● DATA SUPPLIED
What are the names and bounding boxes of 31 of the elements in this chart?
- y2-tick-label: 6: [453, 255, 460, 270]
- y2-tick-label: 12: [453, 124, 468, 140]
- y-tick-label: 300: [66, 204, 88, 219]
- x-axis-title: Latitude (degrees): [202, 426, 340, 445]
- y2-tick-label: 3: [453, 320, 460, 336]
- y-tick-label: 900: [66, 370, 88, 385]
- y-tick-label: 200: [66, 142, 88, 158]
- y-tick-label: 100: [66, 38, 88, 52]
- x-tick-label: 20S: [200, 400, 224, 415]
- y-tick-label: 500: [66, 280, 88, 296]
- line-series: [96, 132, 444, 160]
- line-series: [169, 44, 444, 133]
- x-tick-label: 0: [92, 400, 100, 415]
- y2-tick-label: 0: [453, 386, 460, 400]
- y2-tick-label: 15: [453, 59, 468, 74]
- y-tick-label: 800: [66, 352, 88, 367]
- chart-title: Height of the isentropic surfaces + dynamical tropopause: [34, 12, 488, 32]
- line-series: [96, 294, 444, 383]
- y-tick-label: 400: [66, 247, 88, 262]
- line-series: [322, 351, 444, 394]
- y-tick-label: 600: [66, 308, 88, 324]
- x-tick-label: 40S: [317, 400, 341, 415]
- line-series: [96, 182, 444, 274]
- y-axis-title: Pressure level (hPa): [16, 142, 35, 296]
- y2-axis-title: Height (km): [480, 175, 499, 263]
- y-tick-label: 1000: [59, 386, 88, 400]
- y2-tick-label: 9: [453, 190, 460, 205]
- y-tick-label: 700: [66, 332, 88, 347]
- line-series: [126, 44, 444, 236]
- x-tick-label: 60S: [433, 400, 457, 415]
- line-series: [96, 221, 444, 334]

...

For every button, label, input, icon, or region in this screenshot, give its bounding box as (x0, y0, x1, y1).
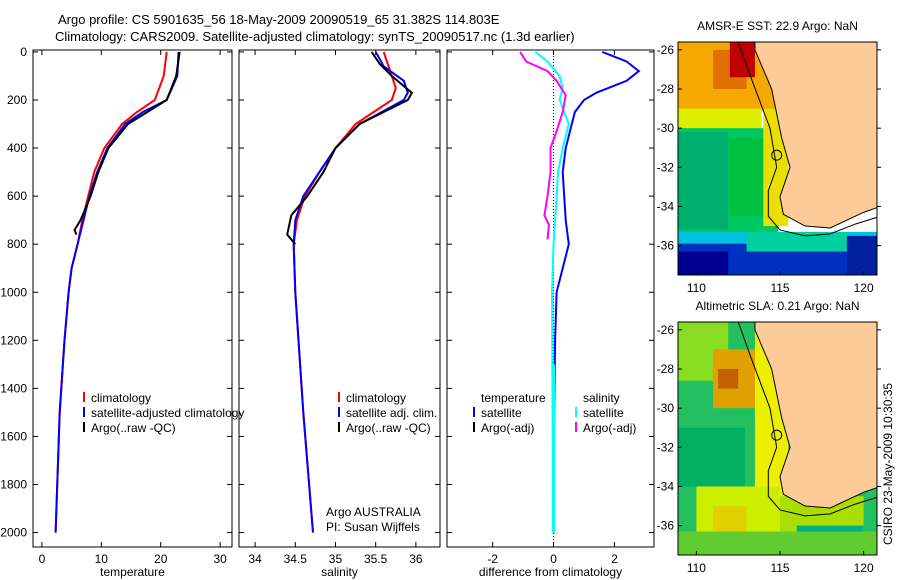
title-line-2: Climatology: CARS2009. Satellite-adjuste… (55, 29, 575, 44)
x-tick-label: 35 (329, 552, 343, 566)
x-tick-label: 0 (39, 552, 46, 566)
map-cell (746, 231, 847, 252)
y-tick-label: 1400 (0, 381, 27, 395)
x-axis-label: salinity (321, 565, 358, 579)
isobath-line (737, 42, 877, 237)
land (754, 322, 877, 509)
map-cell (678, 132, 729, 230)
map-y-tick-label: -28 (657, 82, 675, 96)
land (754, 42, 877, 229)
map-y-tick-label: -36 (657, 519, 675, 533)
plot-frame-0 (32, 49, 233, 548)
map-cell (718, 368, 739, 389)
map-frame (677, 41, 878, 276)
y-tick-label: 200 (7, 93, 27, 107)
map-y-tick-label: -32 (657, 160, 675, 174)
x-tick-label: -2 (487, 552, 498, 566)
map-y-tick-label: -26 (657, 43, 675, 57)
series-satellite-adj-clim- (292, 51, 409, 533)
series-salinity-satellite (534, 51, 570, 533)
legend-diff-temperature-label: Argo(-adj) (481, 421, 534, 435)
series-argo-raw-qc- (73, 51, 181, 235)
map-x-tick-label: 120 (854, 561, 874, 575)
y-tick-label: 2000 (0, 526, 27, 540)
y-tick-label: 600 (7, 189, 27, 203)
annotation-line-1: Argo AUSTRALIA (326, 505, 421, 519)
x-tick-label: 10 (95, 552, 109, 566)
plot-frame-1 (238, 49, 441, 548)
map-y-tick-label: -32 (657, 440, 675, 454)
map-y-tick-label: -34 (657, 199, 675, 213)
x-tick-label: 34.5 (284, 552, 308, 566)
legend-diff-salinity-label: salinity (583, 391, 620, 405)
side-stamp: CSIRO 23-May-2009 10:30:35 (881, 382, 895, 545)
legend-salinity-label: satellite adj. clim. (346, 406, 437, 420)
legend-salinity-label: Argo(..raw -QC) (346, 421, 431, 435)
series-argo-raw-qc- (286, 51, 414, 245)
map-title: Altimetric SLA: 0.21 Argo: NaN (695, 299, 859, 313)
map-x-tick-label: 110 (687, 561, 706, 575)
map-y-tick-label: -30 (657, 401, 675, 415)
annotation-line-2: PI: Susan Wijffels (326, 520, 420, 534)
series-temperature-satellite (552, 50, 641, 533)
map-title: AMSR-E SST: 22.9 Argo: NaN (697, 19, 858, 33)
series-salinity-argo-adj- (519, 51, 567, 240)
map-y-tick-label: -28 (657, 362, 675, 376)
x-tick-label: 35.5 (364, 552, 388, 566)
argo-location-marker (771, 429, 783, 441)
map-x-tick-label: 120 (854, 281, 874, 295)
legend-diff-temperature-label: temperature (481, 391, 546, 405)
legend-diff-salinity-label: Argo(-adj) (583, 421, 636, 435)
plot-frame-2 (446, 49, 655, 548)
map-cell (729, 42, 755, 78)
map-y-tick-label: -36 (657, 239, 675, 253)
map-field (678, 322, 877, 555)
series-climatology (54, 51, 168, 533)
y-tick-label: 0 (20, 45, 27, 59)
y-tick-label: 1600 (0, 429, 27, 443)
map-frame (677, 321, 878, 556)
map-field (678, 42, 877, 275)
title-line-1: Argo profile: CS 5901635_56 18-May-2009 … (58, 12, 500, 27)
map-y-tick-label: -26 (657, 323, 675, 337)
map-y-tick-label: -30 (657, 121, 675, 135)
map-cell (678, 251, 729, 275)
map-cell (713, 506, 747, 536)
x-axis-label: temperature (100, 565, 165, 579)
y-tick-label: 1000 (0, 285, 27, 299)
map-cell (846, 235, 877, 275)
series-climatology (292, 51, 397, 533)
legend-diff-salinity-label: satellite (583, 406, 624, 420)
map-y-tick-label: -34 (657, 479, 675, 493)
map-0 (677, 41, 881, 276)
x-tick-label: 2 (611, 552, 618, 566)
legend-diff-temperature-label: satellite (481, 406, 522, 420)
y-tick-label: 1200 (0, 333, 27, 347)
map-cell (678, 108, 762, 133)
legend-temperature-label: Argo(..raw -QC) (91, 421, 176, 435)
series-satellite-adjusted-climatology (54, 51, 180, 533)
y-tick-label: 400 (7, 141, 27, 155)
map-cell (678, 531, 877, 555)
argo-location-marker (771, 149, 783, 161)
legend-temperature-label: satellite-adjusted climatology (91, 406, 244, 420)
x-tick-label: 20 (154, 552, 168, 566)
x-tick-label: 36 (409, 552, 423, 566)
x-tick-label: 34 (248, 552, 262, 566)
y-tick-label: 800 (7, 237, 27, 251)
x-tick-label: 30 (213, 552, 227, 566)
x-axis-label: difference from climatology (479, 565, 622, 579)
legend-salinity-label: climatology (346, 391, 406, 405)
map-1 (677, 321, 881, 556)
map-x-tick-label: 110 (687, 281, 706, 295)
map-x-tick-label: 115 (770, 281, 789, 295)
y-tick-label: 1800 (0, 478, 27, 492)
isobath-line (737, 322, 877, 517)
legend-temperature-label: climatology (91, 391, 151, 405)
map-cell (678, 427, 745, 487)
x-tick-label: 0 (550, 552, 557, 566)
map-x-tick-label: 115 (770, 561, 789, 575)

...

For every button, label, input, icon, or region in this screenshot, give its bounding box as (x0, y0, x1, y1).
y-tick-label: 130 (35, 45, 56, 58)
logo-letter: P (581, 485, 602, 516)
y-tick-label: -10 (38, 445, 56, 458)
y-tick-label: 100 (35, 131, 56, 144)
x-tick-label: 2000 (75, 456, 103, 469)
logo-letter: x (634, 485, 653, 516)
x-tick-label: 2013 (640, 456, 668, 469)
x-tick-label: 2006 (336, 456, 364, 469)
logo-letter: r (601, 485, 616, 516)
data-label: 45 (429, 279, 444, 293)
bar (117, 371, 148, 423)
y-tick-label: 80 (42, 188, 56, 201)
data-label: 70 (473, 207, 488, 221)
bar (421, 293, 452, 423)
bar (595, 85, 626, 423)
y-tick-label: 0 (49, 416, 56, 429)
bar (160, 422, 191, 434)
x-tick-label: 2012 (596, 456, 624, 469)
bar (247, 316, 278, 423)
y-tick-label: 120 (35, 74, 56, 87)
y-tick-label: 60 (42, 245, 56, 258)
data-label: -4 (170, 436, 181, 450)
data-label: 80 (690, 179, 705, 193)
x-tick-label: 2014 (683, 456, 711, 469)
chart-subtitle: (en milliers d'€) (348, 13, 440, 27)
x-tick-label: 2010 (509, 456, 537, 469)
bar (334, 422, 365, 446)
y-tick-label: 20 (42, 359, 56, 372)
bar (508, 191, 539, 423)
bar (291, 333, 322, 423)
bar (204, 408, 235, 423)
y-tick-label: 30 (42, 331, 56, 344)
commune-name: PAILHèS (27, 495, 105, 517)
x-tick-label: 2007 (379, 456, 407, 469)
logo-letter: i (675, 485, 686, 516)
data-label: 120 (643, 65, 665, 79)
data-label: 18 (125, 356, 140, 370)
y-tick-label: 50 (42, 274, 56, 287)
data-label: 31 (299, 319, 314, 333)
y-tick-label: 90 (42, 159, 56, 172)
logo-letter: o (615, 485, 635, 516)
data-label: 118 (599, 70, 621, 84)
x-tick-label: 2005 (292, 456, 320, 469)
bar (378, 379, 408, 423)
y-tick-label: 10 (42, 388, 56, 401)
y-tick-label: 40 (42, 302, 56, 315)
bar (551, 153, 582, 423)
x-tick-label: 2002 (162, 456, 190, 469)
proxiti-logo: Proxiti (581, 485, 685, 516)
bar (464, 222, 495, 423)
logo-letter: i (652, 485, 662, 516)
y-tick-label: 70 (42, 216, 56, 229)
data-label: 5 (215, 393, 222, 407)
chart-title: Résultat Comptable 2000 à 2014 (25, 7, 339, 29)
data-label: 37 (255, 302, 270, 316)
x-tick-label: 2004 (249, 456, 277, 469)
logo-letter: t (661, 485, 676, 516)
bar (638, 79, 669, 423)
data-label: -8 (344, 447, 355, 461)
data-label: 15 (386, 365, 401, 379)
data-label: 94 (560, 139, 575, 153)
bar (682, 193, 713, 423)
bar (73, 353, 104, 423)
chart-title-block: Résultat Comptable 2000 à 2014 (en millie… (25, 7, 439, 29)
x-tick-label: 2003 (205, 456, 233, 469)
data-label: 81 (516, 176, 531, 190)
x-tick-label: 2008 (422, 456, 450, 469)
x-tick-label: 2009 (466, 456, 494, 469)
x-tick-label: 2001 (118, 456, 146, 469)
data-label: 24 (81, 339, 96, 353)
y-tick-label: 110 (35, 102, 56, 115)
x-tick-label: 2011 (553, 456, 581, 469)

● GOAL
Copy out every line of the items from the one containing "What are the" down to the one containing "- y-tick-label: 500: [66, 280, 88, 296]", including both.

● CORRECT RESULT
What are the names and bounding boxes of 31 of the elements in this chart?
- y2-tick-label: 6: [453, 255, 460, 270]
- y2-tick-label: 12: [453, 124, 468, 140]
- y-tick-label: 300: [66, 204, 88, 219]
- x-axis-title: Latitude (degrees): [202, 426, 340, 445]
- y2-tick-label: 3: [453, 320, 460, 336]
- y-tick-label: 900: [66, 370, 88, 385]
- y-tick-label: 200: [66, 142, 88, 158]
- y-tick-label: 100: [66, 38, 88, 52]
- x-tick-label: 20S: [200, 400, 224, 415]
- y-tick-label: 500: [66, 280, 88, 296]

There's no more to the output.